'''

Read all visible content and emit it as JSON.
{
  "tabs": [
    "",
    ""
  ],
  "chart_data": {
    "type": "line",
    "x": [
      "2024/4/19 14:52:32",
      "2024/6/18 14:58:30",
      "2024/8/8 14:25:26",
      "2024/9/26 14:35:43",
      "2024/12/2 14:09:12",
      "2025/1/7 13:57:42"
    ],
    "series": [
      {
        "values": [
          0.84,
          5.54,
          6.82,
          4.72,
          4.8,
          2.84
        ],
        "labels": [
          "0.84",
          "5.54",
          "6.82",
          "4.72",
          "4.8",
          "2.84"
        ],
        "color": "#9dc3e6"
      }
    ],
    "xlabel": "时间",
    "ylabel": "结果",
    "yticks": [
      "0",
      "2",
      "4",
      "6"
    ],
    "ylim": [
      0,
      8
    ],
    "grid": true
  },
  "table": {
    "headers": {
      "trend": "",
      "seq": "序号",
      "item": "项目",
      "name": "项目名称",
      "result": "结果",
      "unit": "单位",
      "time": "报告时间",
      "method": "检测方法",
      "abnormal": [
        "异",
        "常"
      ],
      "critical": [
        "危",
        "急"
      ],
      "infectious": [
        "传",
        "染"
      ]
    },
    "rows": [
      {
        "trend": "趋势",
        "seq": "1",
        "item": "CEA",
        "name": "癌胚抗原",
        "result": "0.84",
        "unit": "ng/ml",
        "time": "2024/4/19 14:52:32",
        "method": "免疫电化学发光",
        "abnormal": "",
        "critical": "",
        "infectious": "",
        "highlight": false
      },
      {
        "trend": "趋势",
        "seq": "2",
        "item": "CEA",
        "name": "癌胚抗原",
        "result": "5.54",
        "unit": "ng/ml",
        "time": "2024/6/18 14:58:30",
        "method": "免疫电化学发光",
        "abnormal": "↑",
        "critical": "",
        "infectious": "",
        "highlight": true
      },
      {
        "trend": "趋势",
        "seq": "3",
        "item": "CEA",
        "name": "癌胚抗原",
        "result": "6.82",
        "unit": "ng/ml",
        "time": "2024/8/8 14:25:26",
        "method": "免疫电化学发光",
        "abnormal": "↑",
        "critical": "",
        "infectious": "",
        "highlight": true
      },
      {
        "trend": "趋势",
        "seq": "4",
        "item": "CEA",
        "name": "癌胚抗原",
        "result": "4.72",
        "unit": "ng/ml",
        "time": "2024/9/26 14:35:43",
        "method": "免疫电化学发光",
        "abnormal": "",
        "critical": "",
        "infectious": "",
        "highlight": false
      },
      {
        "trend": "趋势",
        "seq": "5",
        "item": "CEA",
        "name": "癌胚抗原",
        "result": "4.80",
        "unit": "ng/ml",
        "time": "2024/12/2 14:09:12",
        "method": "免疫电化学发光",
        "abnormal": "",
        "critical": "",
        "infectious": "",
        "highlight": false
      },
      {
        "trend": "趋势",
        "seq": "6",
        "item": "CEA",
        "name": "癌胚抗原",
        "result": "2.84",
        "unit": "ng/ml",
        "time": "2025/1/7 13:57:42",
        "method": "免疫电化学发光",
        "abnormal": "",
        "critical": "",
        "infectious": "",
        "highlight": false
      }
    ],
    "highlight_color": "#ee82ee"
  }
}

'''

● **Do this**
The lines above should be duplicated exactly.

● **Exercise output**
Read all visible content and emit it as JSON.
{
  "tabs": [
    "",
    ""
  ],
  "chart_data": {
    "type": "line",
    "x": [
      "2024/4/19 14:52:32",
      "2024/6/18 14:58:30",
      "2024/8/8 14:25:26",
      "2024/9/26 14:35:43",
      "2024/12/2 14:09:12",
      "2025/1/7 13:57:42"
    ],
    "series": [
      {
        "values": [
          0.84,
          5.54,
          6.82,
          4.72,
          4.8,
          2.84
        ],
        "labels": [
          "0.84",
          "5.54",
          "6.82",
          "4.72",
          "4.8",
          "2.84"
        ],
        "color": "#9dc3e6"
      }
    ],
    "xlabel": "时间",
    "ylabel": "结果",
    "yticks": [
      "0",
      "2",
      "4",
      "6"
    ],
    "ylim": [
      0,
      8
    ],
    "grid": true
  },
  "table": {
    "headers": {
      "trend": "",
      "seq": "序号",
      "item": "项目",
      "name": "项目名称",
      "result": "结果",
      "unit": "单位",
      "time": "报告时间",
      "method": "检测方法",
      "abnormal": [
        "异",
        "常"
      ],
      "critical": [
        "危",
        "急"
      ],
      "infectious": [
        "传",
        "染"
      ]
    },
    "rows": [
      {
        "trend": "趋势",
        "seq": "1",
        "item": "CEA",
        "name": "癌胚抗原",
        "result": "0.84",
        "unit": "ng/ml",
        "time": "2024/4/19 14:52:32",
        "method": "免疫电化学发光",
        "abnormal": "",
        "critical": "",
        "infectious": "",
        "highlight": false
      },
      {
        "trend": "趋势",
        "seq": "2",
        "item": "CEA",
        "name": "癌胚抗原",
        "result": "5.54",
        "unit": "ng/ml",
        "time": "2024/6/18 14:58:30",
        "method": "免疫电化学发光",
        "abnormal": "↑",
        "critical": "",
        "infectious": "",
        "highlight": true
      },
      {
        "trend": "趋势",
        "seq": "3",
        "item": "CEA",
        "name": "癌胚抗原",
        "result": "6.82",
        "unit": "ng/ml",
        "time": "2024/8/8 14:25:26",
        "method": "免疫电化学发光",
        "abnormal": "↑",
        "critical": "",
        "infectious": "",
        "highlight": true
      },
      {
        "trend": "趋势",
        "seq": "4",
        "item": "CEA",
        "name": "癌胚抗原",
        "result": "4.72",
        "unit": "ng/ml",
        "time": "2024/9/26 14:35:43",
        "method": "免疫电化学发光",
        "abnormal": "",
        "critical": "",
        "infectious": "",
        "highlight": false
      },
      {
        "trend": "趋势",
        "seq": "5",
        "item": "CEA",
        "name": "癌胚抗原",
        "result": "4.80",
        "unit": "ng/ml",
        "time": "2024/12/2 14:09:12",
        "method": "免疫电化学发光",
        "abnormal": "",
        "critical": "",
        "infectious": "",
        "highlight": false
      },
      {
        "trend": "趋势",
        "seq": "6",
        "item": "CEA",
        "name": "癌胚抗原",
        "result": "2.84",
        "unit": "ng/ml",
        "time": "2025/1/7 13:57:42",
        "method": "免疫电化学发光",
        "abnormal": "",
        "critical": "",
        "infectious": "",
        "highlight": false
      }
    ],
    "highlight_color": "#ee82ee"
  }
}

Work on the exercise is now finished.